[Stated exercise]: Pull every line containing "because" out of the material below.

###

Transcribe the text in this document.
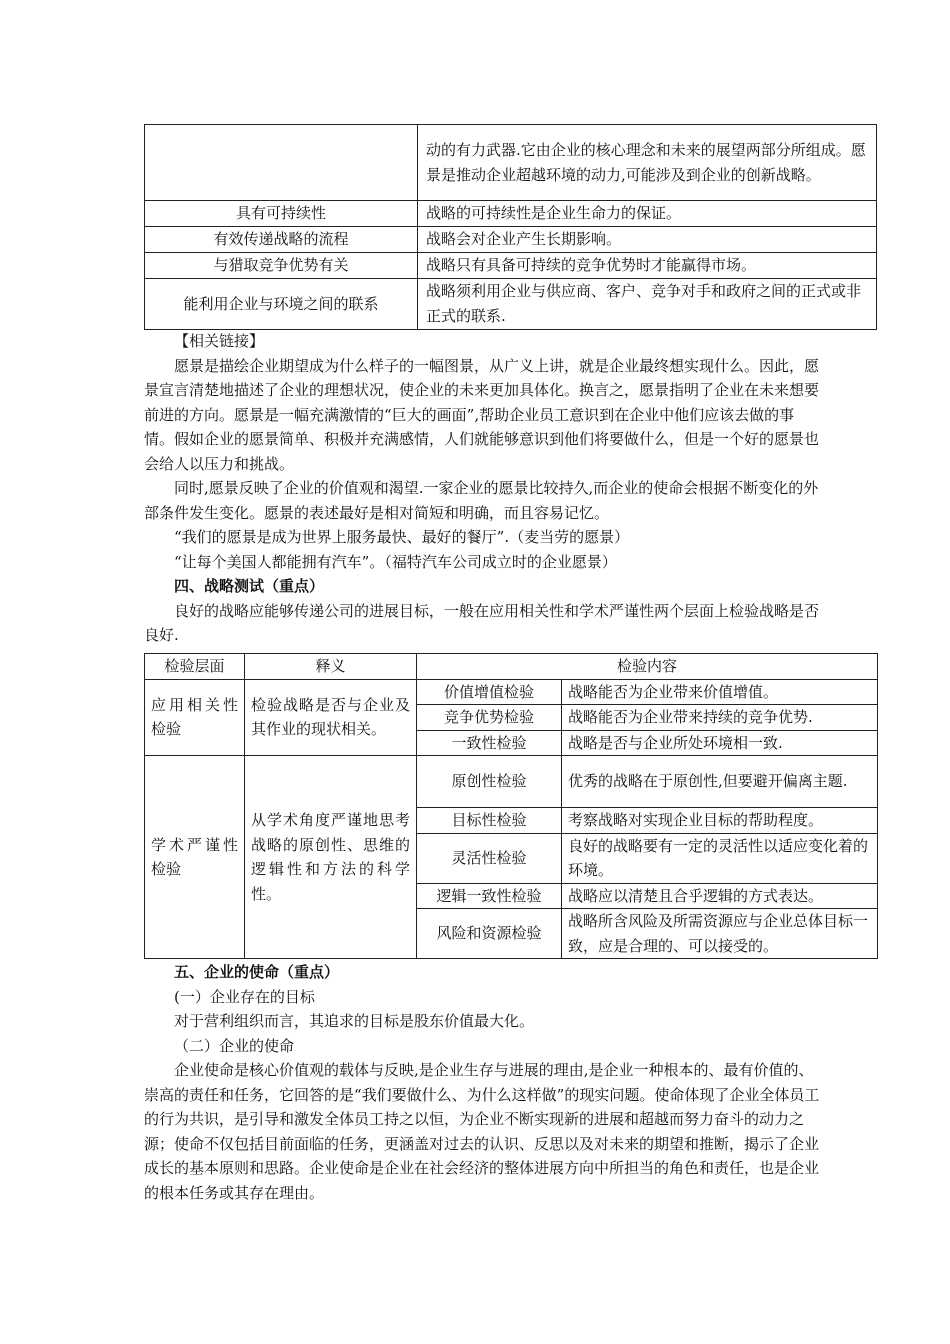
	动的有力武器.它由企业的核心理念和未来的展望两部分所组成。愿景是推动企业超越环境的动力,可能涉及到企业的创新战略。
具有可持续性	战略的可持续性是企业生命力的保证。
有效传递战略的流程	战略会对企业产生长期影响。
与猎取竞争优势有关	战略只有具备可持续的竞争优势时才能赢得市场。
能利用企业与环境之间的联系	战略须利用企业与供应商、客户、竞争对手和政府之间的正式或非正式的联系.

【相关链接】

愿景是描绘企业期望成为什么样子的一幅图景，从广义上讲，就是企业最终想实现什么。因此，愿景宣言清楚地描述了企业的理想状况，使企业的未来更加具体化。换言之，愿景指明了企业在未来想要前进的方向。愿景是一幅充满激情的“巨大的画面”,帮助企业员工意识到在企业中他们应该去做的事情。假如企业的愿景简单、积极并充满感情，人们就能够意识到他们将要做什么，但是一个好的愿景也会给人以压力和挑战。

同时,愿景反映了企业的价值观和渴望.一家企业的愿景比较持久,而企业的使命会根据不断变化的外部条件发生变化。愿景的表述最好是相对简短和明确，而且容易记忆。

“我们的愿景是成为世界上服务最快、最好的餐厅”.（麦当劳的愿景）

“让每个美国人都能拥有汽车”。（福特汽车公司成立时的企业愿景）

四、战略测试（重点）

良好的战略应能够传递公司的进展目标，一般在应用相关性和学术严谨性两个层面上检验战略是否良好.

检验层面	释义	检验内容	
应用相关性检验	检验战略是否与企业及其作业的现状相关。	价值增值检验	战略能否为企业带来价值增值。
		竞争优势检验	战略能否为企业带来持续的竞争优势.
		一致性检验	战略是否与企业所处环境相一致.
学术严谨性检验	从学术角度严谨地思考战略的原创性、思维的逻辑性和方法的科学性。	原创性检验	优秀的战略在于原创性,但要避开偏离主题.
		目标性检验	考察战略对实现企业目标的帮助程度。
		灵活性检验	良好的战略要有一定的灵活性以适应变化着的环境。
		逻辑一致性检验	战略应以清楚且合乎逻辑的方式表达。
		风险和资源检验	战略所含风险及所需资源应与企业总体目标一致，应是合理的、可以接受的。

五、企业的使命（重点）

(一）企业存在的目标

对于营利组织而言，其追求的目标是股东价值最大化。

（二）企业的使命

企业使命是核心价值观的载体与反映,是企业生存与进展的理由,是企业一种根本的、最有价值的、崇高的责任和任务，它回答的是“我们要做什么、为什么这样做”的现实问题。使命体现了企业全体员工的行为共识，是引导和激发全体员工持之以恒，为企业不断实现新的进展和超越而努力奋斗的动力之源；使命不仅包括目前面临的任务，更涵盖对过去的认识、反思以及对未来的期望和推断，揭示了企业成长的基本原则和思路。企业使命是企业在社会经济的整体进展方向中所担当的角色和责任，也是企业的根本任务或其存在理由。
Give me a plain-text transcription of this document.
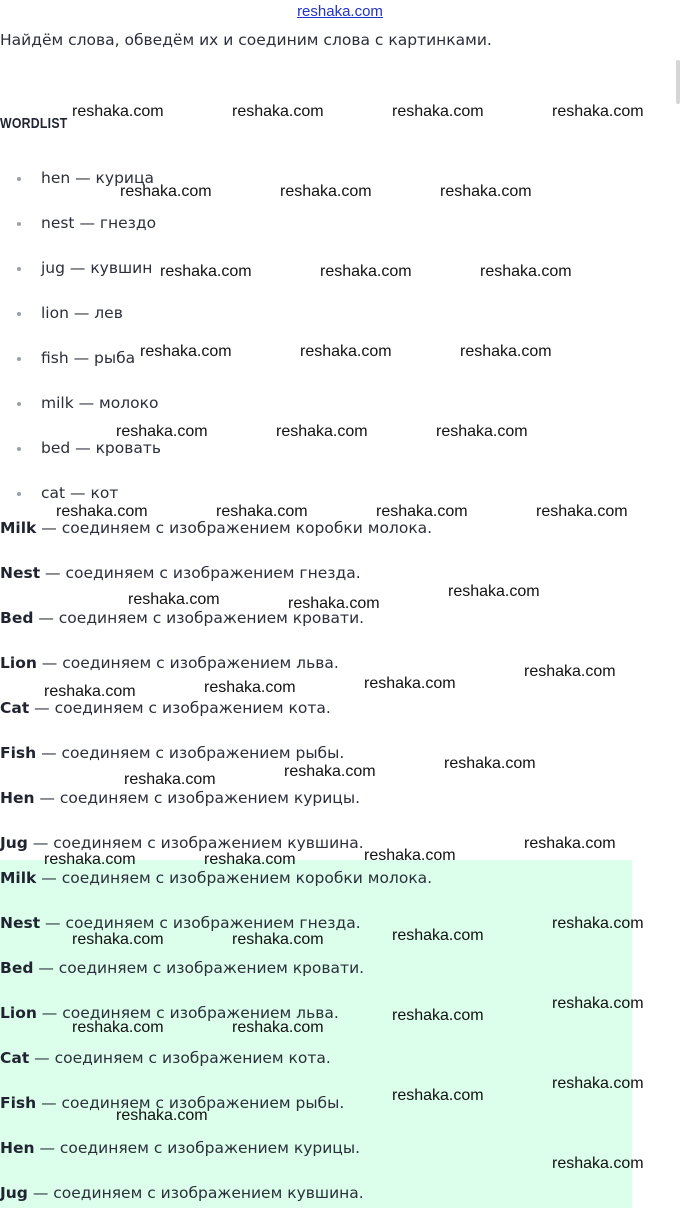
reshaka.com
Найдём слова, обведём их и соединим слова с картинками.
WORDLIST
hen — курица
nest — гнездо
jug — кувшин
lion — лев
fish — рыба
milk — молоко
bed — кровать
cat — кот
Milk — соединяем с изображением коробки молока.
Nest — соединяем с изображением гнезда.
Bed — соединяем с изображением кровати.
Lion — соединяем с изображением льва.
Cat — соединяем с изображением кота.
Fish — соединяем с изображением рыбы.
Hen — соединяем с изображением курицы.
Jug — соединяем с изображением кувшина.
Milk — соединяем с изображением коробки молока.
Nest — соединяем с изображением гнезда.
Bed — соединяем с изображением кровати.
Lion — соединяем с изображением льва.
Cat — соединяем с изображением кота.
Fish — соединяем с изображением рыбы.
Hen — соединяем с изображением курицы.
Jug — соединяем с изображением кувшина.
reshaka.com	reshaka.com	reshaka.com	reshaka.com
reshaka.com	reshaka.com	reshaka.com
reshaka.com	reshaka.com	reshaka.com
reshaka.com	reshaka.com	reshaka.com
reshaka.com	reshaka.com	reshaka.com
reshaka.com	reshaka.com	reshaka.com	reshaka.com
reshaka.com	reshaka.com
reshaka.com
reshaka.com
reshaka.com	reshaka.com	reshaka.com
reshaka.com	reshaka.com	reshaka.com
reshaka.com
reshaka.com	reshaka.com	reshaka.com
reshaka.com
reshaka.com	reshaka.com	reshaka.com
reshaka.com
reshaka.com	reshaka.com
reshaka.com
reshaka.com
reshaka.com
reshaka.com
reshaka.com
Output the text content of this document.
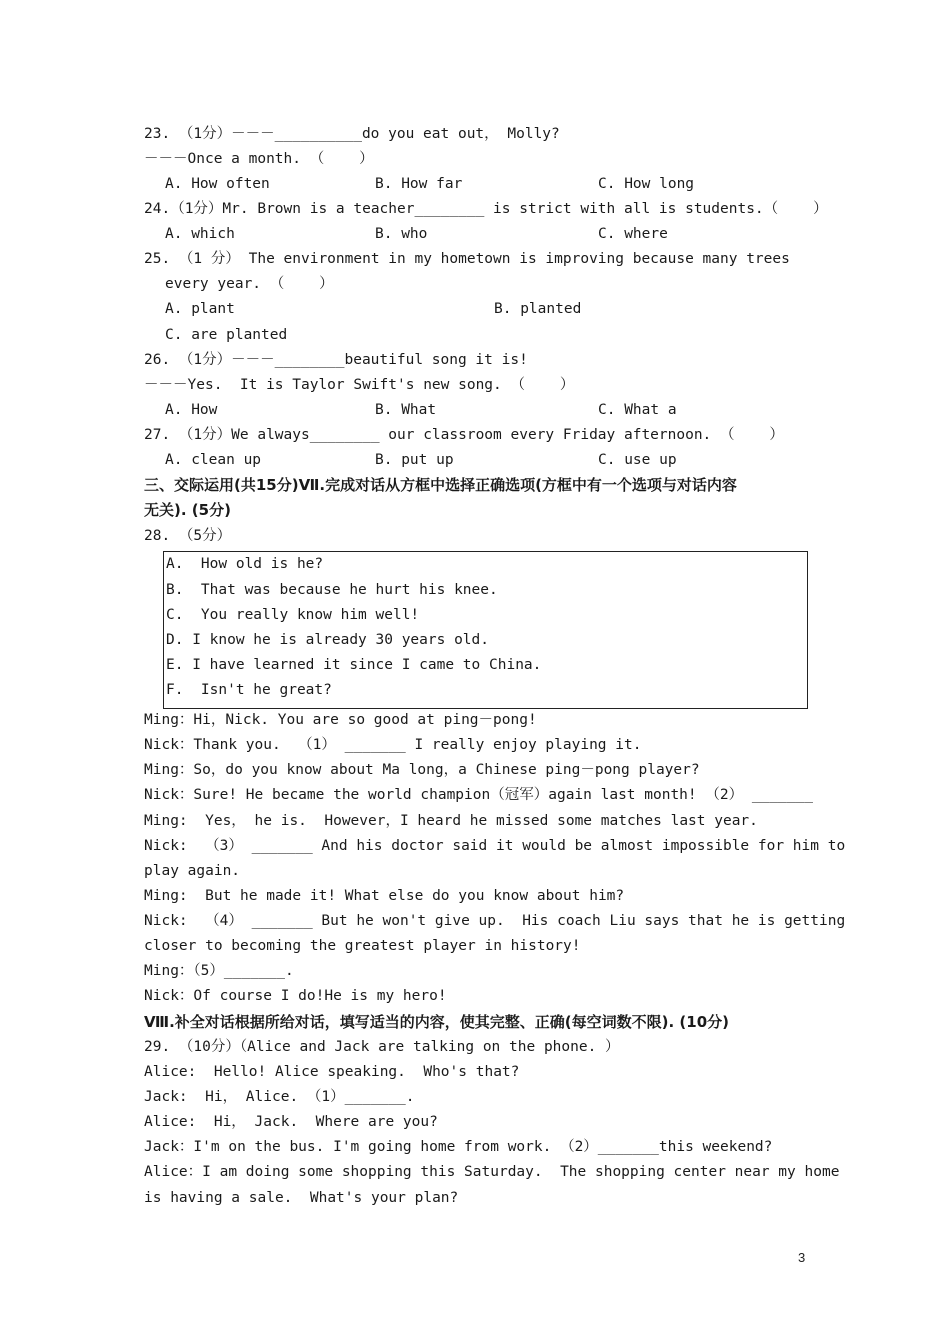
23. （1分）－－－__________do you eat out， Molly?
－－－Once a month. （    ）
A. How often	B. How far	C. How long
24.（1分）Mr. Brown is a teacher________ is strict with all is students.（    ）
A. which	B. who	C. where
25. （1 分） The environment in my hometown is improving because many trees
every year. （    ）
A. plant	B. planted
C. are planted
26. （1分）－－－________beautiful song it is!
－－－Yes.  It is Taylor Swift's new song. （    ）
A. How	B. What	C. What a
27. （1分）We always________ our classroom every Friday afternoon. （    ）
A. clean up	B. put up	C. use up
三、交际运用(共15分)Ⅶ.完成对话从方框中选择正确选项(方框中有一个选项与对话内容
无关). (5分)
28. （5分）
A.  How old is he?
B.  That was because he hurt his knee.
C.  You really know him well!
D. I know he is already 30 years old.
E. I have learned it since I came to China.
F.  Isn't he great?
Ming：Hi，Nick. You are so good at ping－pong!
Nick：Thank you.  （1） _______ I really enjoy playing it.
Ming：So，do you know about Ma long，a Chinese ping－pong player?
Nick：Sure! He became the world champion（冠军）again last month! （2） _______
Ming:  Yes， he is.  However，I heard he missed some matches last year.
Nick:  （3） _______ And his doctor said it would be almost impossible for him to
play again.
Ming:  But he made it! What else do you know about him?
Nick:  （4） _______ But he won't give up.  His coach Liu says that he is getting
closer to becoming the greatest player in history!
Ming：（5）_______.
Nick：Of course I do!He is my hero!
Ⅷ.补全对话根据所给对话，填写适当的内容，使其完整、正确(每空词数不限). (10分)
29. （10分）（Alice and Jack are talking on the phone. ）
Alice:  Hello! Alice speaking.  Who's that?
Jack:  Hi， Alice. （1）_______.
Alice:  Hi， Jack.  Where are you?
Jack：I'm on the bus. I'm going home from work. （2）_______this weekend?
Alice：I am doing some shopping this Saturday.  The shopping center near my home
is having a sale.  What's your plan?
3
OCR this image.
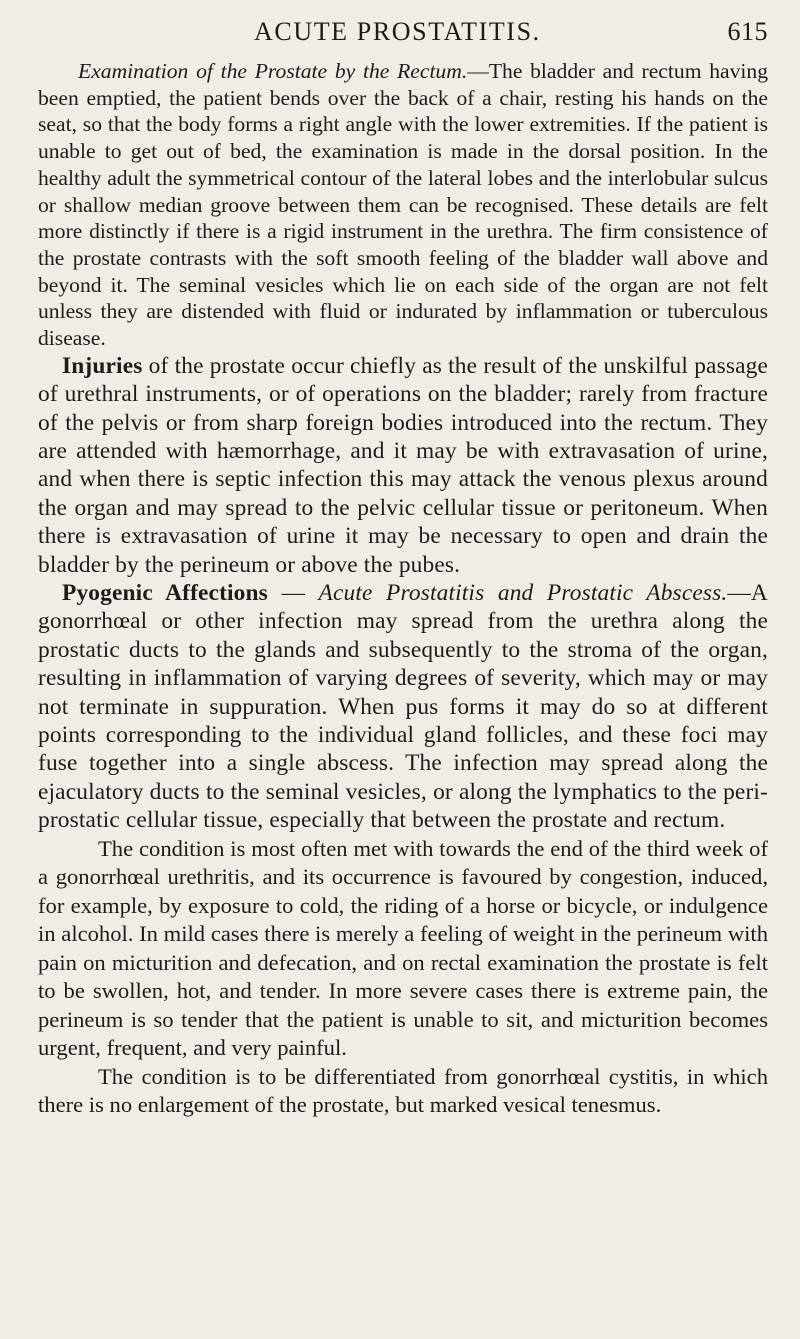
ACUTE PROSTATITIS.	615

Examination of the Prostate by the Rectum.—The bladder and rectum having been emptied, the patient bends over the back of a chair, resting his hands on the seat, so that the body forms a right angle with the lower extremities. If the patient is unable to get out of bed, the examination is made in the dorsal position. In the healthy adult the symmetrical contour of the lateral lobes and the interlobular sulcus or shallow median groove between them can be recognised. These details are felt more distinctly if there is a rigid instrument in the urethra. The firm consistence of the prostate contrasts with the soft smooth feeling of the bladder wall above and beyond it. The seminal vesicles which lie on each side of the organ are not felt unless they are distended with fluid or indurated by inflammation or tuberculous disease.

Injuries of the prostate occur chiefly as the result of the unskilful passage of urethral instruments, or of operations on the bladder; rarely from fracture of the pelvis or from sharp foreign bodies introduced into the rectum. They are attended with hæmorrhage, and it may be with extravasation of urine, and when there is septic infection this may attack the venous plexus around the organ and may spread to the pelvic cellular tissue or peritoneum. When there is extravasation of urine it may be necessary to open and drain the bladder by the perineum or above the pubes.

Pyogenic Affections — Acute Prostatitis and Prostatic Abscess.—A gonorrhœal or other infection may spread from the urethra along the prostatic ducts to the glands and subsequently to the stroma of the organ, resulting in inflammation of varying degrees of severity, which may or may not terminate in suppuration. When pus forms it may do so at different points corresponding to the individual gland follicles, and these foci may fuse together into a single abscess. The infection may spread along the ejaculatory ducts to the seminal vesicles, or along the lymphatics to the peri-prostatic cellular tissue, especially that between the prostate and rectum.

The condition is most often met with towards the end of the third week of a gonorrhœal urethritis, and its occurrence is favoured by congestion, induced, for example, by exposure to cold, the riding of a horse or bicycle, or indulgence in alcohol. In mild cases there is merely a feeling of weight in the perineum with pain on micturition and defecation, and on rectal examination the prostate is felt to be swollen, hot, and tender. In more severe cases there is extreme pain, the perineum is so tender that the patient is unable to sit, and micturition becomes urgent, frequent, and very painful.

The condition is to be differentiated from gonorrhœal cystitis, in which there is no enlargement of the prostate, but marked vesical tenesmus.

###

[Task solution]:
25. （1 分） The environment in my hometown is improving because many trees
B.  That was because he hurt his knee.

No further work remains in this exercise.